Data to use start
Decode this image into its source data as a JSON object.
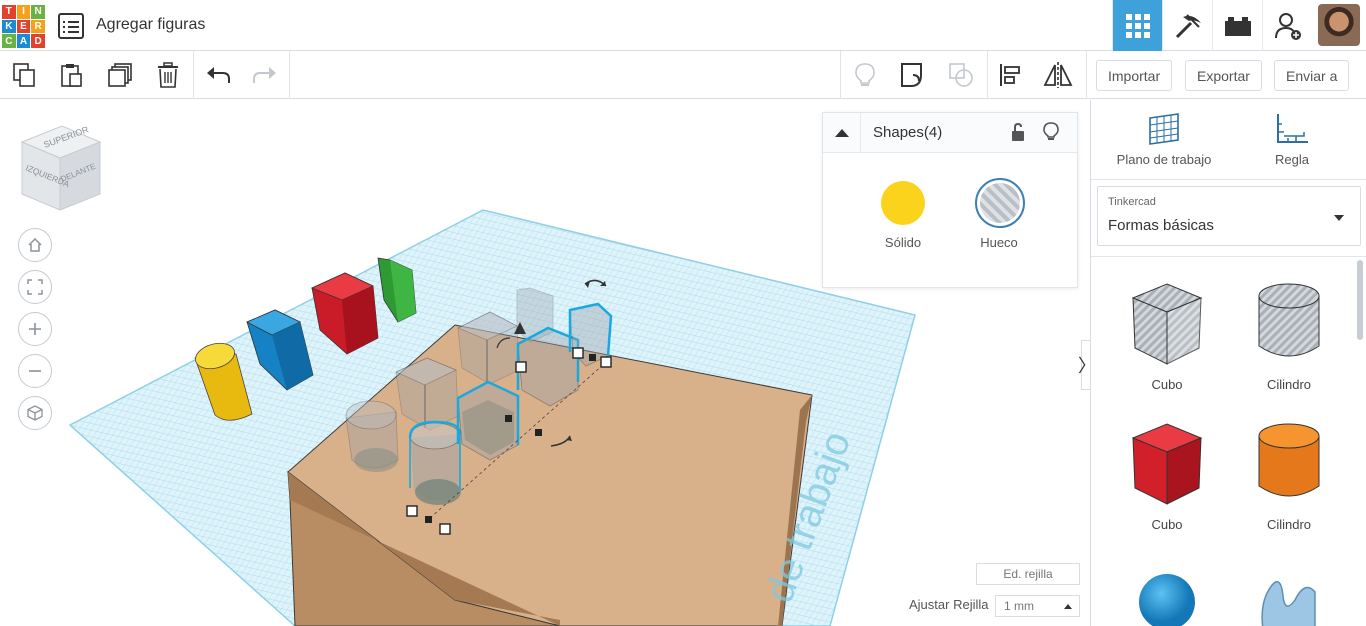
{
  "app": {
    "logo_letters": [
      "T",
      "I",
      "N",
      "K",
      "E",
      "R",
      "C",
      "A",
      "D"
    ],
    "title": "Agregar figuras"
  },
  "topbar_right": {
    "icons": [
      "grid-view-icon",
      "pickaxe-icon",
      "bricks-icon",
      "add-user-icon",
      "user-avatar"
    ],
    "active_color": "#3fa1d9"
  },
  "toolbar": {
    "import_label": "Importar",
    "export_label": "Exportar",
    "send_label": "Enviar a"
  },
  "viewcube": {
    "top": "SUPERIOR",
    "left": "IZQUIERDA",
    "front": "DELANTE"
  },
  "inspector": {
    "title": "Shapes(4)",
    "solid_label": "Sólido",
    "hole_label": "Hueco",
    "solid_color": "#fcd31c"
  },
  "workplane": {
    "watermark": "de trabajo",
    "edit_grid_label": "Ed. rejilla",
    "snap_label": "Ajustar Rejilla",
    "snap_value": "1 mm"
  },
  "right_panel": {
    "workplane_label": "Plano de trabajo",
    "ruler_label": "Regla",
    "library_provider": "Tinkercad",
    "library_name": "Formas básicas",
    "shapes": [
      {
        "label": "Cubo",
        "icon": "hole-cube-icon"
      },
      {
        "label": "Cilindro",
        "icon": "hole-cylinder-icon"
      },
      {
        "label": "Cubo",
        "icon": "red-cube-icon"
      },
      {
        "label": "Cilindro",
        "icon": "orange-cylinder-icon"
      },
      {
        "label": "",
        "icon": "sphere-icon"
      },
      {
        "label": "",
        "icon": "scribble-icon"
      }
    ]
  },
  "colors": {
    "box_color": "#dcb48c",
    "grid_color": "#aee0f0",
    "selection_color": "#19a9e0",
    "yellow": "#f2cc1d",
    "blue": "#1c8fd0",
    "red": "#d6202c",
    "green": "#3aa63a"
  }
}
Data to use end
Data to use start
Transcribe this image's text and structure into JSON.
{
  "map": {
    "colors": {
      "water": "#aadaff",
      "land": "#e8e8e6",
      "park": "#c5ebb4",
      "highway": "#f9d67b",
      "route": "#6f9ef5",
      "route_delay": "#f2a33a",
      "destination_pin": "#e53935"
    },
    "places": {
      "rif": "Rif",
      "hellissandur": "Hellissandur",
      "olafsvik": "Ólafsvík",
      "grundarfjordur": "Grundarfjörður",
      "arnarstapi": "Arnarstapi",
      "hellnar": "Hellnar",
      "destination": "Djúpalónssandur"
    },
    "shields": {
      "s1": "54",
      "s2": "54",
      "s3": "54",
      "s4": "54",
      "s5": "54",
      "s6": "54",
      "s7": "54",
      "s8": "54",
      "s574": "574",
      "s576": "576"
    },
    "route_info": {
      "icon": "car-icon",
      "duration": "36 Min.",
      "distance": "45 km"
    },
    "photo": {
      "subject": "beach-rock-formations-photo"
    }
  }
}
Data to use end
• Given task: Give the count of lines holding the word "this", with no other words.

• Task answer: 2